AIM OF THE EXERCISE
Go through the listing and copy each line with the string "attribute".
===== DATA FOR THE TASK
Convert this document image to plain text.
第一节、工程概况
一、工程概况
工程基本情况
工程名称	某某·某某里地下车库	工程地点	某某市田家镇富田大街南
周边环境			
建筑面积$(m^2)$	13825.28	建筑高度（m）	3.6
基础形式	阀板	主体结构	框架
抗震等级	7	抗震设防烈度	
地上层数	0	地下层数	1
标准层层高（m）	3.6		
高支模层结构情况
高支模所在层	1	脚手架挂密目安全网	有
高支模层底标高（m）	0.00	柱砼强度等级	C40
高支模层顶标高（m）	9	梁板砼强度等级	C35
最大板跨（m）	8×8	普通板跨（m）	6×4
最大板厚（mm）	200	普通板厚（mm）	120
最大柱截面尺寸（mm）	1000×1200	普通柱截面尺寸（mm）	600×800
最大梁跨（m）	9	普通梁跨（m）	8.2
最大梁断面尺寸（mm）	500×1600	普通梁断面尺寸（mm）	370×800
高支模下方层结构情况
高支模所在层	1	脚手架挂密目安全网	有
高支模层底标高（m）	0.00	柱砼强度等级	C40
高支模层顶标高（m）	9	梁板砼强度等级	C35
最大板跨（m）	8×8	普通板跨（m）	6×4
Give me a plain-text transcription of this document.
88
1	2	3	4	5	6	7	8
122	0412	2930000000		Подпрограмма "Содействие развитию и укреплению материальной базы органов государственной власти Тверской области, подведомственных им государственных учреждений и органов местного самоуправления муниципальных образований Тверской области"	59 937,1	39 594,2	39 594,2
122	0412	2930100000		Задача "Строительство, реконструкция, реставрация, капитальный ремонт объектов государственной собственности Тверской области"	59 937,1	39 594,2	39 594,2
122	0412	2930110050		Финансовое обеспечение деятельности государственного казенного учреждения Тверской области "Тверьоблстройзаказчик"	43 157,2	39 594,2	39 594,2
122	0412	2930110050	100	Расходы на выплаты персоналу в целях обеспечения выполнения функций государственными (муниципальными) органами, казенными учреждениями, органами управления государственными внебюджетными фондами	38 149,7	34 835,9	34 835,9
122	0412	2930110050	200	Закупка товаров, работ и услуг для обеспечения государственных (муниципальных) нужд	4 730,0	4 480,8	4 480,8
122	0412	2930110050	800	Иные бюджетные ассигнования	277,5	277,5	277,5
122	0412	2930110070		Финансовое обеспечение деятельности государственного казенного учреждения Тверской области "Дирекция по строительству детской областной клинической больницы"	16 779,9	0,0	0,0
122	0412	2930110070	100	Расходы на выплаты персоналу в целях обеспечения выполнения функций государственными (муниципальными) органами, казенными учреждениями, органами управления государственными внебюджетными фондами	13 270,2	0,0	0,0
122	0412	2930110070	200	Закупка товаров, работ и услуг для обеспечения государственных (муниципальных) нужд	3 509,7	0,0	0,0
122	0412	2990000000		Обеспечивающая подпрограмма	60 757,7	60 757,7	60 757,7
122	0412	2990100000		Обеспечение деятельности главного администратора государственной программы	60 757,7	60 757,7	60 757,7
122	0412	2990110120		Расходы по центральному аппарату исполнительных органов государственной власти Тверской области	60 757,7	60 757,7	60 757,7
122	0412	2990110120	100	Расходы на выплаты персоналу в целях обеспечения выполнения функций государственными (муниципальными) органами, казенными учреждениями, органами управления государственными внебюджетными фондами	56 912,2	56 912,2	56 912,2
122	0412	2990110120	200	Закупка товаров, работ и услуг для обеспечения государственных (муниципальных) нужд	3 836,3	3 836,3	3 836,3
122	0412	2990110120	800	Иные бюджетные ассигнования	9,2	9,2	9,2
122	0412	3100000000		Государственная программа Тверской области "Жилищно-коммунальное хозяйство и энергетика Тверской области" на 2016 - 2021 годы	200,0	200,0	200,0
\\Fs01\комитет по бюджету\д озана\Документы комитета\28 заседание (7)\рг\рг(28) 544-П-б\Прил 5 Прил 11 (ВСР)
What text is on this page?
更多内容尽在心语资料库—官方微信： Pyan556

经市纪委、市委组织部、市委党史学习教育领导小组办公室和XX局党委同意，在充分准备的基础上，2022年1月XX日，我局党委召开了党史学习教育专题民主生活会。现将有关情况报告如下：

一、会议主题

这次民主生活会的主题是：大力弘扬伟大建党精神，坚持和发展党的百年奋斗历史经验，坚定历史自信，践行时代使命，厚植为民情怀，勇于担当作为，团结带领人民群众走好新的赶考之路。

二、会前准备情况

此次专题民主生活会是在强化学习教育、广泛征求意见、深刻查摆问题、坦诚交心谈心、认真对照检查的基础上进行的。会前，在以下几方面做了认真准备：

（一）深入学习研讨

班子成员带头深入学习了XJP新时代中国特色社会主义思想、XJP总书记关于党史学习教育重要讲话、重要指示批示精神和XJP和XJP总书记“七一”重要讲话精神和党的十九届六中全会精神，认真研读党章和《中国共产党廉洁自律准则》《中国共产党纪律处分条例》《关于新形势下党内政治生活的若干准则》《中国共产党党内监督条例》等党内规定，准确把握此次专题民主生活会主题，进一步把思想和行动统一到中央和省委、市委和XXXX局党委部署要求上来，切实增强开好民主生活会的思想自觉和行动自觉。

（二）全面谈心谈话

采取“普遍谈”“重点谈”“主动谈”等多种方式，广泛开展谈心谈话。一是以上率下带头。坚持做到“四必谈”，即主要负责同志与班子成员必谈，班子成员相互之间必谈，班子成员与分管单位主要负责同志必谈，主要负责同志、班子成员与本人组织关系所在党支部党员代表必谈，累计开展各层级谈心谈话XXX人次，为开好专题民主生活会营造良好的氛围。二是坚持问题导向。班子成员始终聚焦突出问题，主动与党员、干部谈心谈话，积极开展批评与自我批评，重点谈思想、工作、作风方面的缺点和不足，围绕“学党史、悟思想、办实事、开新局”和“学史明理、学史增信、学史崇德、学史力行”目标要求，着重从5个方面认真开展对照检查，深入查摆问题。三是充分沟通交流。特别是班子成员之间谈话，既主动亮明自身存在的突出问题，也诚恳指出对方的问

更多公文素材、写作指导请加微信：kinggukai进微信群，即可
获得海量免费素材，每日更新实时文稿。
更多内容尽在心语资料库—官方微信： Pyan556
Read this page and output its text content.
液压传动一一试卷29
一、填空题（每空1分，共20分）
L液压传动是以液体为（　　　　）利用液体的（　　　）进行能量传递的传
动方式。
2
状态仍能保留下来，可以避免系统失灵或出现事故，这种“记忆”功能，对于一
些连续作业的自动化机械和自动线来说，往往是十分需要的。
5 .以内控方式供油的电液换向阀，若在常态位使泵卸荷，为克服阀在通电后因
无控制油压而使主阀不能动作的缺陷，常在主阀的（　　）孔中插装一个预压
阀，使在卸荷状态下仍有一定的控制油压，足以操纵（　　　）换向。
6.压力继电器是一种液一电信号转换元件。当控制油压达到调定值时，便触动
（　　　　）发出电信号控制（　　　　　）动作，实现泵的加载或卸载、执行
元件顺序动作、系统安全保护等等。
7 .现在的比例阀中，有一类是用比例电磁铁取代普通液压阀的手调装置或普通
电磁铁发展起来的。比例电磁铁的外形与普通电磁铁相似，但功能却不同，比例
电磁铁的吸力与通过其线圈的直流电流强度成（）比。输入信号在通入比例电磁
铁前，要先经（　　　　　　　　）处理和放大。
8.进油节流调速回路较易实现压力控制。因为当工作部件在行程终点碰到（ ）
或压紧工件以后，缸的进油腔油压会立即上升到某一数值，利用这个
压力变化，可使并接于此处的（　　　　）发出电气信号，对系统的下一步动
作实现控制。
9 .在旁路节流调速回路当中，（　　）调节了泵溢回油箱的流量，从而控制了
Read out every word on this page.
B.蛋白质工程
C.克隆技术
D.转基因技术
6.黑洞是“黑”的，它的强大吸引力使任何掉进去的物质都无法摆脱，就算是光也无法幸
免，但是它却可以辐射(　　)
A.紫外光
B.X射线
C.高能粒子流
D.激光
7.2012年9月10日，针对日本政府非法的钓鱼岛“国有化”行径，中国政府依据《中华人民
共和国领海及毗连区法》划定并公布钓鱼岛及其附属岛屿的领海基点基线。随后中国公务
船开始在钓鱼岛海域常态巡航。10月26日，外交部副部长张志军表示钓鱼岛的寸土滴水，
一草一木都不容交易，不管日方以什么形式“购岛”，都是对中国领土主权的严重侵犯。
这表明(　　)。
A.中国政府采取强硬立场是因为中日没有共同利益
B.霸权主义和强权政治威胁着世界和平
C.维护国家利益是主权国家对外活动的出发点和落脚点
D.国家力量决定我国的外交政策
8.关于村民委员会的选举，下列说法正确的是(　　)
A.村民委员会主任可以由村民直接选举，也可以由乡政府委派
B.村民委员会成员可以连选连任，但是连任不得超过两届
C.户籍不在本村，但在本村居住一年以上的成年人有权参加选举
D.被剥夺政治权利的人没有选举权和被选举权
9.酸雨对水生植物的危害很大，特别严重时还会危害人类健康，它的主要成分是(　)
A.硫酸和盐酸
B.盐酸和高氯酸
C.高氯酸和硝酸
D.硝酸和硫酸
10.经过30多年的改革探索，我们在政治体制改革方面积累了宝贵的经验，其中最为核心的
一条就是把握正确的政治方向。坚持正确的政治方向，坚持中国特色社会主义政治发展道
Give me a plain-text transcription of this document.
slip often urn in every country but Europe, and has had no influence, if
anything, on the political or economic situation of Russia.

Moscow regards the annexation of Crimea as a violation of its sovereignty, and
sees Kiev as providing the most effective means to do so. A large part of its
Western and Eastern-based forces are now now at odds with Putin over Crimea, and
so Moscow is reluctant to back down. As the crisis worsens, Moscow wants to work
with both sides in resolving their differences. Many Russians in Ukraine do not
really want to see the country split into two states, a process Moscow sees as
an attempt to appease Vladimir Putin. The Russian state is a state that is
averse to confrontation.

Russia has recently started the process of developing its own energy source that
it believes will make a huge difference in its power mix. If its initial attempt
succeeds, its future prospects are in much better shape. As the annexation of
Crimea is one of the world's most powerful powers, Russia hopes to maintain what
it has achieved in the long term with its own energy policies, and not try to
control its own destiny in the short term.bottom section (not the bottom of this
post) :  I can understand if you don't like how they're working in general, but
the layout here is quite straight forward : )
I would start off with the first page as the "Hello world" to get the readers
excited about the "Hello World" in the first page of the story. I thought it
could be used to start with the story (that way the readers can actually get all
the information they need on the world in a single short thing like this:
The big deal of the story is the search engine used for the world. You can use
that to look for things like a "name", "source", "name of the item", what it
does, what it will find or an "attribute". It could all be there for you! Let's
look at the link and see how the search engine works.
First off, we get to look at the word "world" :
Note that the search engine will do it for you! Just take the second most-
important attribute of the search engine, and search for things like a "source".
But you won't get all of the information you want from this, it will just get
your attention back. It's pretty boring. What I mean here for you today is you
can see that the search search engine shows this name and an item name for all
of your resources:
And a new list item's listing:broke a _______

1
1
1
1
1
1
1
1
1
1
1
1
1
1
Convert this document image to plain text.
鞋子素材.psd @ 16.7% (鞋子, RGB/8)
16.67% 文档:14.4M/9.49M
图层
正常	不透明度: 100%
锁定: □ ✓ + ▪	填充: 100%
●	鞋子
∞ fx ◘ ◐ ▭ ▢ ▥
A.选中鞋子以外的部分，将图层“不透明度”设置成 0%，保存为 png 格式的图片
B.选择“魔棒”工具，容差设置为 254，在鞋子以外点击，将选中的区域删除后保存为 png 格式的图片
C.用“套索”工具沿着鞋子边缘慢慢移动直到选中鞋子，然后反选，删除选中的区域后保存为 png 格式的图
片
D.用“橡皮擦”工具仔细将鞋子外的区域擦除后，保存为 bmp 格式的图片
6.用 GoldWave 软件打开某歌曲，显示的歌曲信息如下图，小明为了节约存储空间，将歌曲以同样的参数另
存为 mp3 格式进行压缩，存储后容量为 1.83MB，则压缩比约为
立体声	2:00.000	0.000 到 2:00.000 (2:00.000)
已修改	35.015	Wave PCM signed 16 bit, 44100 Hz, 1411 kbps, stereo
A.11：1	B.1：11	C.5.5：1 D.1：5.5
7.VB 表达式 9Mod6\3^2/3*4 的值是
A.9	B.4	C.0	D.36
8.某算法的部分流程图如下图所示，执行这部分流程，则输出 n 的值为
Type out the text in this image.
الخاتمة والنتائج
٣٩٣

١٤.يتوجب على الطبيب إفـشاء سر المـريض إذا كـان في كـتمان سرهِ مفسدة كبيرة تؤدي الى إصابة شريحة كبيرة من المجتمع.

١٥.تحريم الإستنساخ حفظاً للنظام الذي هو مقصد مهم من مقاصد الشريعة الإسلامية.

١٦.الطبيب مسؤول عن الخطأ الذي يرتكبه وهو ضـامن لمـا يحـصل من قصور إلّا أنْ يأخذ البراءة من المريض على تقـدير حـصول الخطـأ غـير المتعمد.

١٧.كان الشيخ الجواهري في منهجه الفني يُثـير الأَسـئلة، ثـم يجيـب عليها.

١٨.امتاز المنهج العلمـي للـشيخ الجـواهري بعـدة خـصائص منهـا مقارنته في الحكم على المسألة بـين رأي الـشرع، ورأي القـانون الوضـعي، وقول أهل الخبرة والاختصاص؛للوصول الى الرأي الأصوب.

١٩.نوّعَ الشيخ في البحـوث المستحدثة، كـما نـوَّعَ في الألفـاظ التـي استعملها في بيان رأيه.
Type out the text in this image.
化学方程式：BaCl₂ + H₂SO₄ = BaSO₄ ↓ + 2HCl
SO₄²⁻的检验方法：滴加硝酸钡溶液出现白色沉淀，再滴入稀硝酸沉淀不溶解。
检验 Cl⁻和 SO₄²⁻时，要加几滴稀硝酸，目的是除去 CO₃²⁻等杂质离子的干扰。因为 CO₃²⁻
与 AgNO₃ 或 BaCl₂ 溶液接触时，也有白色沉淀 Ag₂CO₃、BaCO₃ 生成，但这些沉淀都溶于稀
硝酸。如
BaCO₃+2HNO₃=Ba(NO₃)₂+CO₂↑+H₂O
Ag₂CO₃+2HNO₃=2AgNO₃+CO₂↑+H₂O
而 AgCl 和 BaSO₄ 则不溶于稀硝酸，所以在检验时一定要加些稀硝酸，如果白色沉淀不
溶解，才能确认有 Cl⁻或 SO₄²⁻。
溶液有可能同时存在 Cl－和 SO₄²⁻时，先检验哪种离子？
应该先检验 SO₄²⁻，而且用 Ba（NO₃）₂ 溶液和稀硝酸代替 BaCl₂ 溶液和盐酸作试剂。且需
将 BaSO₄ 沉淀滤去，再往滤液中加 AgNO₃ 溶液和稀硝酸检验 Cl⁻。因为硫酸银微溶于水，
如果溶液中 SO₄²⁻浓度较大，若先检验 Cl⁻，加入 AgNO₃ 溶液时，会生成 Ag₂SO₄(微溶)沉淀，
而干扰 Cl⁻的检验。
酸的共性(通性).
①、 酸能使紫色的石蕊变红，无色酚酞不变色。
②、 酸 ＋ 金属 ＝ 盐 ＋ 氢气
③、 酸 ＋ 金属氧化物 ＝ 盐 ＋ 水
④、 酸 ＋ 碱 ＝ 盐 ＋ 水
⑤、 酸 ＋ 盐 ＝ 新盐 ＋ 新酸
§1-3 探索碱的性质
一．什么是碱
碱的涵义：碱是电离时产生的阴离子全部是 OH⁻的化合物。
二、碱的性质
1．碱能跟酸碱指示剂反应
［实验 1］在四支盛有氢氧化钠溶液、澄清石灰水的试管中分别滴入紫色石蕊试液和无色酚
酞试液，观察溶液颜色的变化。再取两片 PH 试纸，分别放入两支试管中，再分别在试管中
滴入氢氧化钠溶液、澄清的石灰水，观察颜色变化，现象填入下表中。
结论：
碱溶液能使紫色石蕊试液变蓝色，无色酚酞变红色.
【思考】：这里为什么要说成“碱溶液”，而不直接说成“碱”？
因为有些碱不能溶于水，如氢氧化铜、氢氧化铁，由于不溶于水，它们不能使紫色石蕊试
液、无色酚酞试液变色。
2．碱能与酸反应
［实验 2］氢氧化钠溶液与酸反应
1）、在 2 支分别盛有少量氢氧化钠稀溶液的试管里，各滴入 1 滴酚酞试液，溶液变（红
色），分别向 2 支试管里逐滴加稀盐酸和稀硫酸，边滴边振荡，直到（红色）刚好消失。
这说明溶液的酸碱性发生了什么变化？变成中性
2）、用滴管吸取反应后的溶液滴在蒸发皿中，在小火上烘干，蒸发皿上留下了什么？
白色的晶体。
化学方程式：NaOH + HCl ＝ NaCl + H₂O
==========
EXERCISE RESPONSE
does, what it will find or an "attribute". It could all be there for you! Let's
important attribute of the search engine, and search for things like a "source".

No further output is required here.